Source material:

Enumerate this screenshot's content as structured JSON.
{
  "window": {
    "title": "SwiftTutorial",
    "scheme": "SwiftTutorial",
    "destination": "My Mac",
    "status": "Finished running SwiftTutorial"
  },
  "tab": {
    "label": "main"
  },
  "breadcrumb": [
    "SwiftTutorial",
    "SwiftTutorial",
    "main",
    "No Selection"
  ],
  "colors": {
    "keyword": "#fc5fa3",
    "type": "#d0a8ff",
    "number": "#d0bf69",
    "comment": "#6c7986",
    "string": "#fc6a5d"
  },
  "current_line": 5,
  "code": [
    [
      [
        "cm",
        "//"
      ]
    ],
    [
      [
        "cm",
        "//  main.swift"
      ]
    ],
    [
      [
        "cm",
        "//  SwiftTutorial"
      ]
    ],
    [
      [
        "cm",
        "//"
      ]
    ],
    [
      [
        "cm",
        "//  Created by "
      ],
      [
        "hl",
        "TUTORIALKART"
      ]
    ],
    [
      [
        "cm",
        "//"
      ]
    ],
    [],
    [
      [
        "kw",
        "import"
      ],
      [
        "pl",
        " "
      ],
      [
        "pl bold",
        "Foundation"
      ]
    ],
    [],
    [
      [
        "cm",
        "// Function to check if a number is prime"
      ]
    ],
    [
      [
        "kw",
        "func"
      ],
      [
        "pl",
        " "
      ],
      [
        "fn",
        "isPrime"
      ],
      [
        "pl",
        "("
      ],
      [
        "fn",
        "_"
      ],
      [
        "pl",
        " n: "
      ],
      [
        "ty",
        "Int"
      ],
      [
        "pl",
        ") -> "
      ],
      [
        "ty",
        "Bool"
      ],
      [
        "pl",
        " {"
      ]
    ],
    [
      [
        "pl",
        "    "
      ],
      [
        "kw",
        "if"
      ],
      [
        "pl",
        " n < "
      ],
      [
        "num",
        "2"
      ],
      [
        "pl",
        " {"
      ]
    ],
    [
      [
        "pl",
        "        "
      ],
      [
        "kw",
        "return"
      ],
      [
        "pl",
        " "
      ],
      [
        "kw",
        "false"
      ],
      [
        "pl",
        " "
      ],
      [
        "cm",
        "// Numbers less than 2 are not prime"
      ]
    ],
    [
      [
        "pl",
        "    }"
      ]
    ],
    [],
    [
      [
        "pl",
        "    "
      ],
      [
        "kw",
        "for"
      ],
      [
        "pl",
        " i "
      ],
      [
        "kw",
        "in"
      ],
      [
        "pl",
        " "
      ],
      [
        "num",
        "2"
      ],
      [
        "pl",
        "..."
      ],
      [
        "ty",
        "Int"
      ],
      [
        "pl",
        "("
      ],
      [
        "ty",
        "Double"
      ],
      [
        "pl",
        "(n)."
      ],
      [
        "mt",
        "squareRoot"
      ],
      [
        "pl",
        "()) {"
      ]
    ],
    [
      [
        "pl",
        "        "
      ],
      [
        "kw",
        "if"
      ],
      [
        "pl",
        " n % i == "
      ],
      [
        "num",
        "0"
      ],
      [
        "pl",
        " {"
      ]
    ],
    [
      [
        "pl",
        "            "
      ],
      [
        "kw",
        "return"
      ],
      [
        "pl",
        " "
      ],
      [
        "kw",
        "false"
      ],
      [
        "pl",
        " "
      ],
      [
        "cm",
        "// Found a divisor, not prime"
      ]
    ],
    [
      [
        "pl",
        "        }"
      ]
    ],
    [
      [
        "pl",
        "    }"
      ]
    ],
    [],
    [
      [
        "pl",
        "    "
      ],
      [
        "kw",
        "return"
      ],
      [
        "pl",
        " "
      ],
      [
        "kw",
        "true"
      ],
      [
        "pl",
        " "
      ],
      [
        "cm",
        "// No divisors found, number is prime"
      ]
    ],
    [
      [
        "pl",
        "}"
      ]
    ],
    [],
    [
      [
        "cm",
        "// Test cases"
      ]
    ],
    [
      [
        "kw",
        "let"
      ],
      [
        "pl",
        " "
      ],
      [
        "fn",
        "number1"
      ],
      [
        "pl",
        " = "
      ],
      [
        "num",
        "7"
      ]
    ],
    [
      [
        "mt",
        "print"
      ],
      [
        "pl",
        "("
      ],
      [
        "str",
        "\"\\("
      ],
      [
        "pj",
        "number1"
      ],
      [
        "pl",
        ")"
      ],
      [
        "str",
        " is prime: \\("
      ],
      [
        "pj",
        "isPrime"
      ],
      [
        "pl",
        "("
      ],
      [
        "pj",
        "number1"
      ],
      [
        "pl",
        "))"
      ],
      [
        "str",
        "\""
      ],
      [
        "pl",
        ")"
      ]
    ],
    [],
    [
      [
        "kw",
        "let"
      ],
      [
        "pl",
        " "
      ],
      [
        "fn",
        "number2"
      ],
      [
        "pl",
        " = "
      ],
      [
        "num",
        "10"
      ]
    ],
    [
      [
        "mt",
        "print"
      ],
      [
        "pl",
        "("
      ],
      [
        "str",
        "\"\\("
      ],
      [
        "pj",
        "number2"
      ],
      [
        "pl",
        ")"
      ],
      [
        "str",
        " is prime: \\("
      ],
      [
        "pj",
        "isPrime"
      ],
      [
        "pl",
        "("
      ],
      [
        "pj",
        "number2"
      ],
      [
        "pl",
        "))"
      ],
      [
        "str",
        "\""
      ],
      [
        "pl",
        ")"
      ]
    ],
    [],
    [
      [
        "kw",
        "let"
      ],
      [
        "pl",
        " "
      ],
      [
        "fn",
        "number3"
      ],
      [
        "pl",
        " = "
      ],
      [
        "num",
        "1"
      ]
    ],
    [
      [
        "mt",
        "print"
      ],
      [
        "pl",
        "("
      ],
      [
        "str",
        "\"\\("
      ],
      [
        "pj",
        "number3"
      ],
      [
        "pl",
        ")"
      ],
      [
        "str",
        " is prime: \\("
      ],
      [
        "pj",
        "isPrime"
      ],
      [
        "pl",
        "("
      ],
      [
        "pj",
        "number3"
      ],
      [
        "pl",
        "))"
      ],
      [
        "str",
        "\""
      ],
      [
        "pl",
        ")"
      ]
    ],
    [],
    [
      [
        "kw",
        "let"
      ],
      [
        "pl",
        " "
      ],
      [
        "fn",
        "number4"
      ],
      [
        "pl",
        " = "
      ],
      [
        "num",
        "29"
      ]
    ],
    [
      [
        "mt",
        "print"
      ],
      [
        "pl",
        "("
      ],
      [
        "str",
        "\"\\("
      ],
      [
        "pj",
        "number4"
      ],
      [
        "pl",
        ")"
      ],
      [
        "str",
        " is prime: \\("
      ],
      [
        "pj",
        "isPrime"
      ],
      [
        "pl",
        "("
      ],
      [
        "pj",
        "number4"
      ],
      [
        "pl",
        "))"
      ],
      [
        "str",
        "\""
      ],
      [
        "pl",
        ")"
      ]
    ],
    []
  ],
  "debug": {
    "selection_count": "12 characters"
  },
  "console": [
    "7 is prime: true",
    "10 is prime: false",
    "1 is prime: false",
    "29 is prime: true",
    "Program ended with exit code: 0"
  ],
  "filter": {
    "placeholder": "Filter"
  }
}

Goal:
Look through the data and show every line containing "SwiftTutorial".

Finished task:
    "title": "SwiftTutorial",
    "scheme": "SwiftTutorial",
    "status": "Finished running SwiftTutorial"
    "SwiftTutorial",
    "SwiftTutorial",
        "//  SwiftTutorial"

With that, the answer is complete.